## WRITTEN TASK
Provide the data again in its entirety, exactly as given.

[Data items]
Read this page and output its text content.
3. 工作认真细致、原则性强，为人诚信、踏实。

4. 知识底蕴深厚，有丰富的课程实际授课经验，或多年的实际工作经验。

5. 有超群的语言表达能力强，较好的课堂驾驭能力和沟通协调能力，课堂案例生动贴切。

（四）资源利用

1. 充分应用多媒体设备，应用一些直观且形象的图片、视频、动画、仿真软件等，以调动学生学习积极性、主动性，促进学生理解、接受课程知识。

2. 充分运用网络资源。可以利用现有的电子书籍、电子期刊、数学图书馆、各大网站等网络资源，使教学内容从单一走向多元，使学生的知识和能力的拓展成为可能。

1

## REPLY TO THE EXERCISE
Read this page and output its text content.
3. 工作认真细致、原则性强，为人诚信、踏实。

4. 知识底蕴深厚，有丰富的课程实际授课经验，或多年的实际工作经验。

5. 有超群的语言表达能力强，较好的课堂驾驭能力和沟通协调能力，课堂案例生动贴切。

（四）资源利用

1. 充分应用多媒体设备，应用一些直观且形象的图片、视频、动画、仿真软件等，以调动学生学习积极性、主动性，促进学生理解、接受课程知识。

2. 充分运用网络资源。可以利用现有的电子书籍、电子期刊、数学图书馆、各大网站等网络资源，使教学内容从单一走向多元，使学生的知识和能力的拓展成为可能。

1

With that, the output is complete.